## [DATA IN THIS EXERCISE]

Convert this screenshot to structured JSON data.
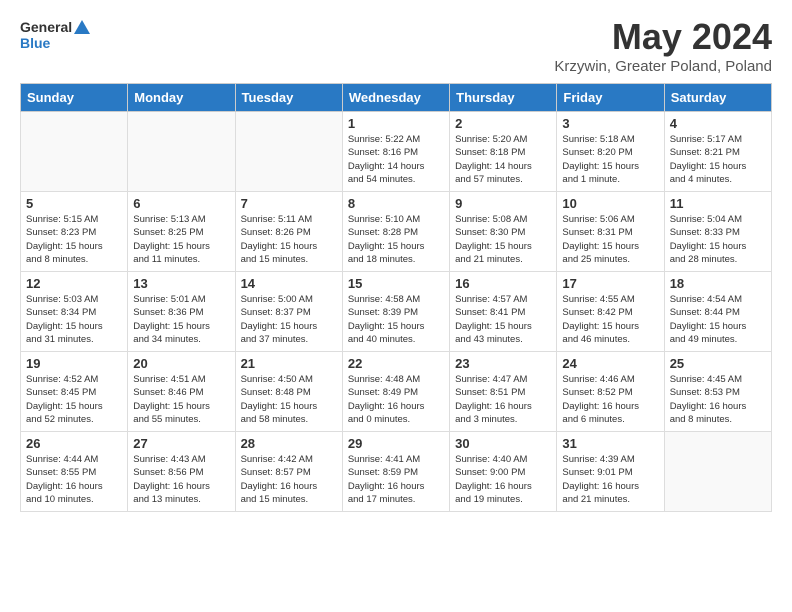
{
  "header": {
    "logo_line1": "General",
    "logo_line2": "Blue",
    "month_title": "May 2024",
    "location": "Krzywin, Greater Poland, Poland"
  },
  "weekdays": [
    "Sunday",
    "Monday",
    "Tuesday",
    "Wednesday",
    "Thursday",
    "Friday",
    "Saturday"
  ],
  "weeks": [
    [
      {
        "day": "",
        "info": ""
      },
      {
        "day": "",
        "info": ""
      },
      {
        "day": "",
        "info": ""
      },
      {
        "day": "1",
        "info": "Sunrise: 5:22 AM\nSunset: 8:16 PM\nDaylight: 14 hours\nand 54 minutes."
      },
      {
        "day": "2",
        "info": "Sunrise: 5:20 AM\nSunset: 8:18 PM\nDaylight: 14 hours\nand 57 minutes."
      },
      {
        "day": "3",
        "info": "Sunrise: 5:18 AM\nSunset: 8:20 PM\nDaylight: 15 hours\nand 1 minute."
      },
      {
        "day": "4",
        "info": "Sunrise: 5:17 AM\nSunset: 8:21 PM\nDaylight: 15 hours\nand 4 minutes."
      }
    ],
    [
      {
        "day": "5",
        "info": "Sunrise: 5:15 AM\nSunset: 8:23 PM\nDaylight: 15 hours\nand 8 minutes."
      },
      {
        "day": "6",
        "info": "Sunrise: 5:13 AM\nSunset: 8:25 PM\nDaylight: 15 hours\nand 11 minutes."
      },
      {
        "day": "7",
        "info": "Sunrise: 5:11 AM\nSunset: 8:26 PM\nDaylight: 15 hours\nand 15 minutes."
      },
      {
        "day": "8",
        "info": "Sunrise: 5:10 AM\nSunset: 8:28 PM\nDaylight: 15 hours\nand 18 minutes."
      },
      {
        "day": "9",
        "info": "Sunrise: 5:08 AM\nSunset: 8:30 PM\nDaylight: 15 hours\nand 21 minutes."
      },
      {
        "day": "10",
        "info": "Sunrise: 5:06 AM\nSunset: 8:31 PM\nDaylight: 15 hours\nand 25 minutes."
      },
      {
        "day": "11",
        "info": "Sunrise: 5:04 AM\nSunset: 8:33 PM\nDaylight: 15 hours\nand 28 minutes."
      }
    ],
    [
      {
        "day": "12",
        "info": "Sunrise: 5:03 AM\nSunset: 8:34 PM\nDaylight: 15 hours\nand 31 minutes."
      },
      {
        "day": "13",
        "info": "Sunrise: 5:01 AM\nSunset: 8:36 PM\nDaylight: 15 hours\nand 34 minutes."
      },
      {
        "day": "14",
        "info": "Sunrise: 5:00 AM\nSunset: 8:37 PM\nDaylight: 15 hours\nand 37 minutes."
      },
      {
        "day": "15",
        "info": "Sunrise: 4:58 AM\nSunset: 8:39 PM\nDaylight: 15 hours\nand 40 minutes."
      },
      {
        "day": "16",
        "info": "Sunrise: 4:57 AM\nSunset: 8:41 PM\nDaylight: 15 hours\nand 43 minutes."
      },
      {
        "day": "17",
        "info": "Sunrise: 4:55 AM\nSunset: 8:42 PM\nDaylight: 15 hours\nand 46 minutes."
      },
      {
        "day": "18",
        "info": "Sunrise: 4:54 AM\nSunset: 8:44 PM\nDaylight: 15 hours\nand 49 minutes."
      }
    ],
    [
      {
        "day": "19",
        "info": "Sunrise: 4:52 AM\nSunset: 8:45 PM\nDaylight: 15 hours\nand 52 minutes."
      },
      {
        "day": "20",
        "info": "Sunrise: 4:51 AM\nSunset: 8:46 PM\nDaylight: 15 hours\nand 55 minutes."
      },
      {
        "day": "21",
        "info": "Sunrise: 4:50 AM\nSunset: 8:48 PM\nDaylight: 15 hours\nand 58 minutes."
      },
      {
        "day": "22",
        "info": "Sunrise: 4:48 AM\nSunset: 8:49 PM\nDaylight: 16 hours\nand 0 minutes."
      },
      {
        "day": "23",
        "info": "Sunrise: 4:47 AM\nSunset: 8:51 PM\nDaylight: 16 hours\nand 3 minutes."
      },
      {
        "day": "24",
        "info": "Sunrise: 4:46 AM\nSunset: 8:52 PM\nDaylight: 16 hours\nand 6 minutes."
      },
      {
        "day": "25",
        "info": "Sunrise: 4:45 AM\nSunset: 8:53 PM\nDaylight: 16 hours\nand 8 minutes."
      }
    ],
    [
      {
        "day": "26",
        "info": "Sunrise: 4:44 AM\nSunset: 8:55 PM\nDaylight: 16 hours\nand 10 minutes."
      },
      {
        "day": "27",
        "info": "Sunrise: 4:43 AM\nSunset: 8:56 PM\nDaylight: 16 hours\nand 13 minutes."
      },
      {
        "day": "28",
        "info": "Sunrise: 4:42 AM\nSunset: 8:57 PM\nDaylight: 16 hours\nand 15 minutes."
      },
      {
        "day": "29",
        "info": "Sunrise: 4:41 AM\nSunset: 8:59 PM\nDaylight: 16 hours\nand 17 minutes."
      },
      {
        "day": "30",
        "info": "Sunrise: 4:40 AM\nSunset: 9:00 PM\nDaylight: 16 hours\nand 19 minutes."
      },
      {
        "day": "31",
        "info": "Sunrise: 4:39 AM\nSunset: 9:01 PM\nDaylight: 16 hours\nand 21 minutes."
      },
      {
        "day": "",
        "info": ""
      }
    ]
  ]
}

## [DIRECTIONS]
Return the listing above word for word, with the pictures removed.

## [WRITTEN ANSWER]
Convert this screenshot to structured JSON data.
{
  "header": {
    "logo_line1": "General",
    "logo_line2": "Blue",
    "month_title": "May 2024",
    "location": "Krzywin, Greater Poland, Poland"
  },
  "weekdays": [
    "Sunday",
    "Monday",
    "Tuesday",
    "Wednesday",
    "Thursday",
    "Friday",
    "Saturday"
  ],
  "weeks": [
    [
      {
        "day": "",
        "info": ""
      },
      {
        "day": "",
        "info": ""
      },
      {
        "day": "",
        "info": ""
      },
      {
        "day": "1",
        "info": "Sunrise: 5:22 AM\nSunset: 8:16 PM\nDaylight: 14 hours\nand 54 minutes."
      },
      {
        "day": "2",
        "info": "Sunrise: 5:20 AM\nSunset: 8:18 PM\nDaylight: 14 hours\nand 57 minutes."
      },
      {
        "day": "3",
        "info": "Sunrise: 5:18 AM\nSunset: 8:20 PM\nDaylight: 15 hours\nand 1 minute."
      },
      {
        "day": "4",
        "info": "Sunrise: 5:17 AM\nSunset: 8:21 PM\nDaylight: 15 hours\nand 4 minutes."
      }
    ],
    [
      {
        "day": "5",
        "info": "Sunrise: 5:15 AM\nSunset: 8:23 PM\nDaylight: 15 hours\nand 8 minutes."
      },
      {
        "day": "6",
        "info": "Sunrise: 5:13 AM\nSunset: 8:25 PM\nDaylight: 15 hours\nand 11 minutes."
      },
      {
        "day": "7",
        "info": "Sunrise: 5:11 AM\nSunset: 8:26 PM\nDaylight: 15 hours\nand 15 minutes."
      },
      {
        "day": "8",
        "info": "Sunrise: 5:10 AM\nSunset: 8:28 PM\nDaylight: 15 hours\nand 18 minutes."
      },
      {
        "day": "9",
        "info": "Sunrise: 5:08 AM\nSunset: 8:30 PM\nDaylight: 15 hours\nand 21 minutes."
      },
      {
        "day": "10",
        "info": "Sunrise: 5:06 AM\nSunset: 8:31 PM\nDaylight: 15 hours\nand 25 minutes."
      },
      {
        "day": "11",
        "info": "Sunrise: 5:04 AM\nSunset: 8:33 PM\nDaylight: 15 hours\nand 28 minutes."
      }
    ],
    [
      {
        "day": "12",
        "info": "Sunrise: 5:03 AM\nSunset: 8:34 PM\nDaylight: 15 hours\nand 31 minutes."
      },
      {
        "day": "13",
        "info": "Sunrise: 5:01 AM\nSunset: 8:36 PM\nDaylight: 15 hours\nand 34 minutes."
      },
      {
        "day": "14",
        "info": "Sunrise: 5:00 AM\nSunset: 8:37 PM\nDaylight: 15 hours\nand 37 minutes."
      },
      {
        "day": "15",
        "info": "Sunrise: 4:58 AM\nSunset: 8:39 PM\nDaylight: 15 hours\nand 40 minutes."
      },
      {
        "day": "16",
        "info": "Sunrise: 4:57 AM\nSunset: 8:41 PM\nDaylight: 15 hours\nand 43 minutes."
      },
      {
        "day": "17",
        "info": "Sunrise: 4:55 AM\nSunset: 8:42 PM\nDaylight: 15 hours\nand 46 minutes."
      },
      {
        "day": "18",
        "info": "Sunrise: 4:54 AM\nSunset: 8:44 PM\nDaylight: 15 hours\nand 49 minutes."
      }
    ],
    [
      {
        "day": "19",
        "info": "Sunrise: 4:52 AM\nSunset: 8:45 PM\nDaylight: 15 hours\nand 52 minutes."
      },
      {
        "day": "20",
        "info": "Sunrise: 4:51 AM\nSunset: 8:46 PM\nDaylight: 15 hours\nand 55 minutes."
      },
      {
        "day": "21",
        "info": "Sunrise: 4:50 AM\nSunset: 8:48 PM\nDaylight: 15 hours\nand 58 minutes."
      },
      {
        "day": "22",
        "info": "Sunrise: 4:48 AM\nSunset: 8:49 PM\nDaylight: 16 hours\nand 0 minutes."
      },
      {
        "day": "23",
        "info": "Sunrise: 4:47 AM\nSunset: 8:51 PM\nDaylight: 16 hours\nand 3 minutes."
      },
      {
        "day": "24",
        "info": "Sunrise: 4:46 AM\nSunset: 8:52 PM\nDaylight: 16 hours\nand 6 minutes."
      },
      {
        "day": "25",
        "info": "Sunrise: 4:45 AM\nSunset: 8:53 PM\nDaylight: 16 hours\nand 8 minutes."
      }
    ],
    [
      {
        "day": "26",
        "info": "Sunrise: 4:44 AM\nSunset: 8:55 PM\nDaylight: 16 hours\nand 10 minutes."
      },
      {
        "day": "27",
        "info": "Sunrise: 4:43 AM\nSunset: 8:56 PM\nDaylight: 16 hours\nand 13 minutes."
      },
      {
        "day": "28",
        "info": "Sunrise: 4:42 AM\nSunset: 8:57 PM\nDaylight: 16 hours\nand 15 minutes."
      },
      {
        "day": "29",
        "info": "Sunrise: 4:41 AM\nSunset: 8:59 PM\nDaylight: 16 hours\nand 17 minutes."
      },
      {
        "day": "30",
        "info": "Sunrise: 4:40 AM\nSunset: 9:00 PM\nDaylight: 16 hours\nand 19 minutes."
      },
      {
        "day": "31",
        "info": "Sunrise: 4:39 AM\nSunset: 9:01 PM\nDaylight: 16 hours\nand 21 minutes."
      },
      {
        "day": "",
        "info": ""
      }
    ]
  ]
}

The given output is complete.